Records from a dataset
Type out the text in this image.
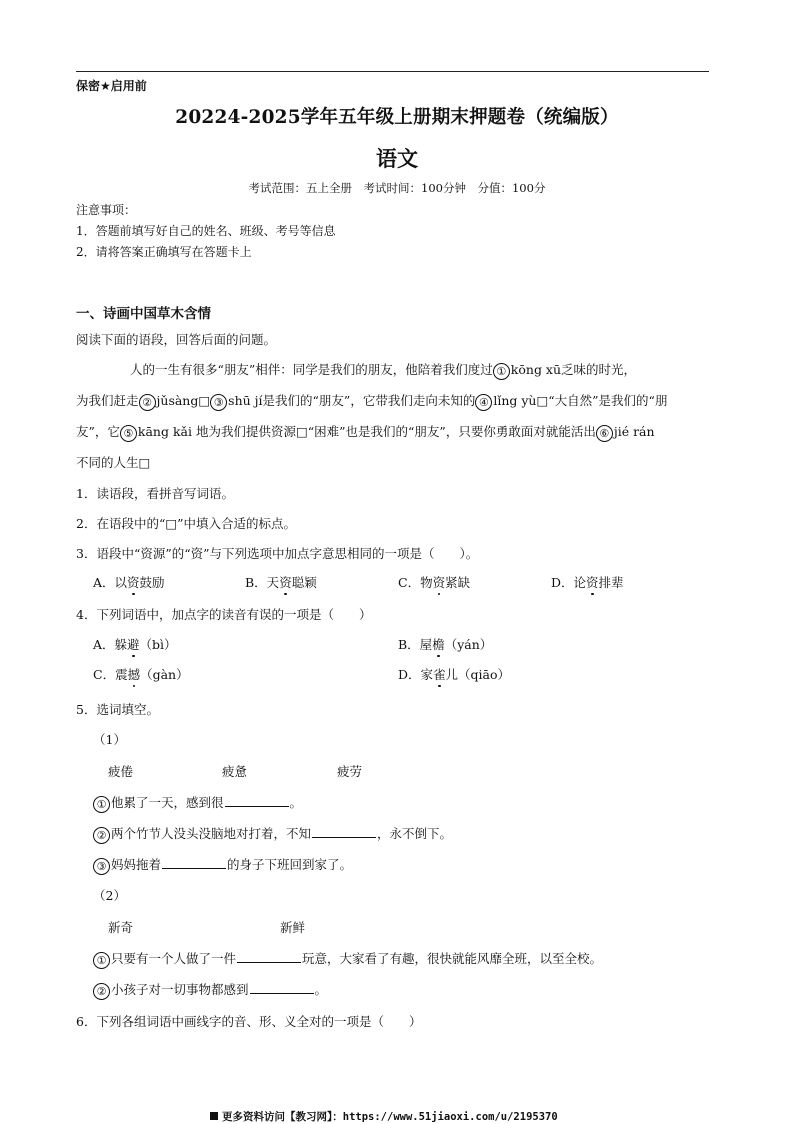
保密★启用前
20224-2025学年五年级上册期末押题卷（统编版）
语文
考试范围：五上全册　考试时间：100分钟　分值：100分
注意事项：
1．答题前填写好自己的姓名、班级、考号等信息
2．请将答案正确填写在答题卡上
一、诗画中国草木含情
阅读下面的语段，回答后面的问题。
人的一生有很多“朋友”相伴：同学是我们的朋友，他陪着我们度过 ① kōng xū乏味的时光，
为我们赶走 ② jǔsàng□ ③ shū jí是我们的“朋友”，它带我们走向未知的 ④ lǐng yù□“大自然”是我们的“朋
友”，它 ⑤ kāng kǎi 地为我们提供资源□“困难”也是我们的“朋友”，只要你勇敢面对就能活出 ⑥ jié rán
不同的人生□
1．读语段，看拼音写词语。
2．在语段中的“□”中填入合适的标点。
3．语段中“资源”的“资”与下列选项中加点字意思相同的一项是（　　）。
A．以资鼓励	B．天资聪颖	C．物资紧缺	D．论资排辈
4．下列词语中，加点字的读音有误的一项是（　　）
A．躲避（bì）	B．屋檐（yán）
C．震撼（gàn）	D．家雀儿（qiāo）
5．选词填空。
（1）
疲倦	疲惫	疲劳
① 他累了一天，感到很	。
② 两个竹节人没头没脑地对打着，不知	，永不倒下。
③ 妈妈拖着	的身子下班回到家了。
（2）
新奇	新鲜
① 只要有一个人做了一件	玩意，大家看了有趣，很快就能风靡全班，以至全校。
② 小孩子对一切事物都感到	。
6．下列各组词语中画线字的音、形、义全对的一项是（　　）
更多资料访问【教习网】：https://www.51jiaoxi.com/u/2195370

* * *

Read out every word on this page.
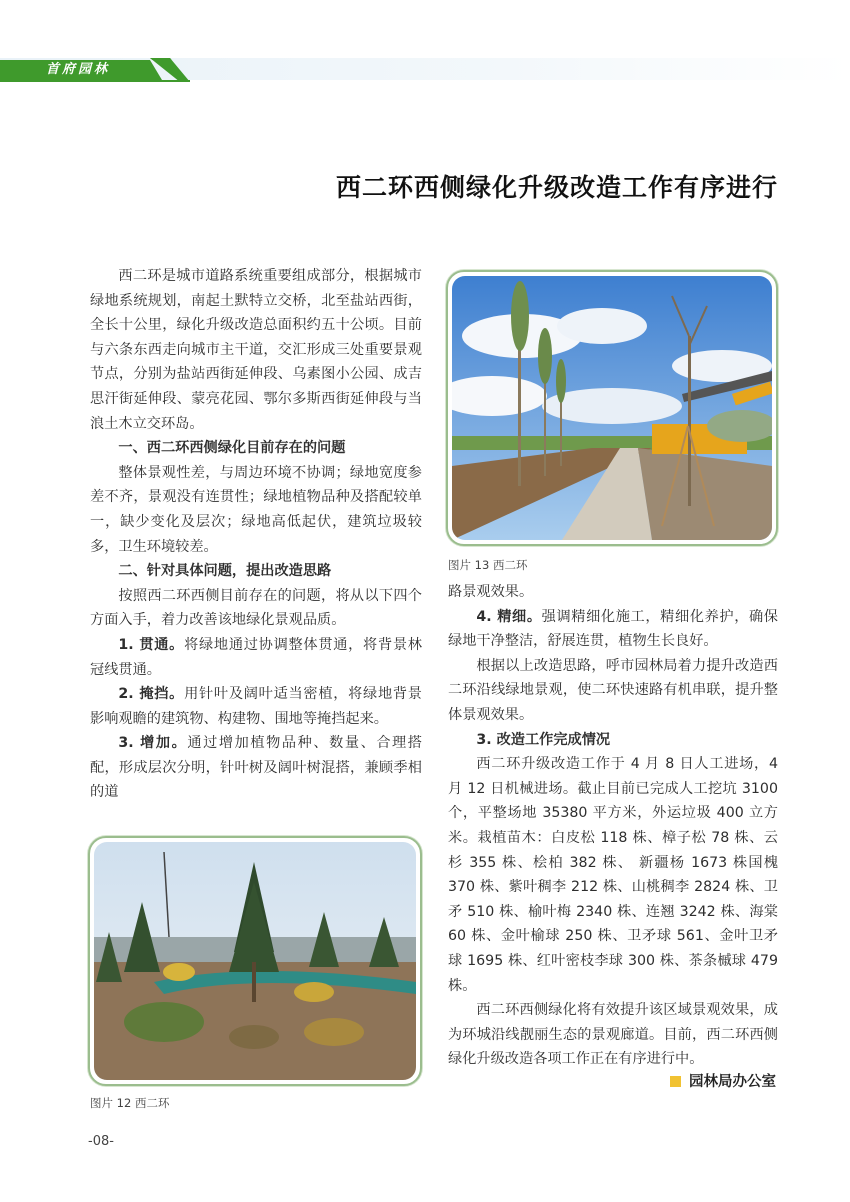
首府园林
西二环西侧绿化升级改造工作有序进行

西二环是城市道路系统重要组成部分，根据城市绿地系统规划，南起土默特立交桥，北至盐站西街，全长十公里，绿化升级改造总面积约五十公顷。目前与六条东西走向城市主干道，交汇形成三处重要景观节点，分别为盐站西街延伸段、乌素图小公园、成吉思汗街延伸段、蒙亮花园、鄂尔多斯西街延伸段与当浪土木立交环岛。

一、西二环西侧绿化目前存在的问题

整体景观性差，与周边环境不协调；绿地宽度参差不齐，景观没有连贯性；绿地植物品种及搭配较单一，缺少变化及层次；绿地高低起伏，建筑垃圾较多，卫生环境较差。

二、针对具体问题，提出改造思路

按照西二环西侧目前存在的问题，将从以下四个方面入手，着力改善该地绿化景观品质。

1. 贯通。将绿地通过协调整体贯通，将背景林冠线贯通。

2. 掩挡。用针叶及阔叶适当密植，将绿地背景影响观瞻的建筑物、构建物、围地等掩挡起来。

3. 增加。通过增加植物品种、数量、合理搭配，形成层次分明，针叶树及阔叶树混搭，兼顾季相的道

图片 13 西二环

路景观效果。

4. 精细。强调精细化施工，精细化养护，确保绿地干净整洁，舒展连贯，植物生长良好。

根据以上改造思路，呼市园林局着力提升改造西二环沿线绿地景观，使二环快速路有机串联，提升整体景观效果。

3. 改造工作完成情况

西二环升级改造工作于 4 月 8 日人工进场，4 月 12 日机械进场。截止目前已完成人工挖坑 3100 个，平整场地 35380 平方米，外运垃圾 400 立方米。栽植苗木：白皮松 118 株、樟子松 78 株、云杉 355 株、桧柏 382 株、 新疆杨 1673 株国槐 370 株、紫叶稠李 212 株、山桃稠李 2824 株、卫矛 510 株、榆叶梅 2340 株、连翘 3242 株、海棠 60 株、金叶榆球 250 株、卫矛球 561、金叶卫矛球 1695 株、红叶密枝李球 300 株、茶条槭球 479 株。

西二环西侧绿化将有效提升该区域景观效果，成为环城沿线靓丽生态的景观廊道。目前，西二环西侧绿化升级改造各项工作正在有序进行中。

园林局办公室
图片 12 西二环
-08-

▸ **WHAT YOU SHOULD DO**
Look above for lines with the word "this" and copy them all.

▸ **SOLUTION**
Type out the text in this image.
Read out every word on this page.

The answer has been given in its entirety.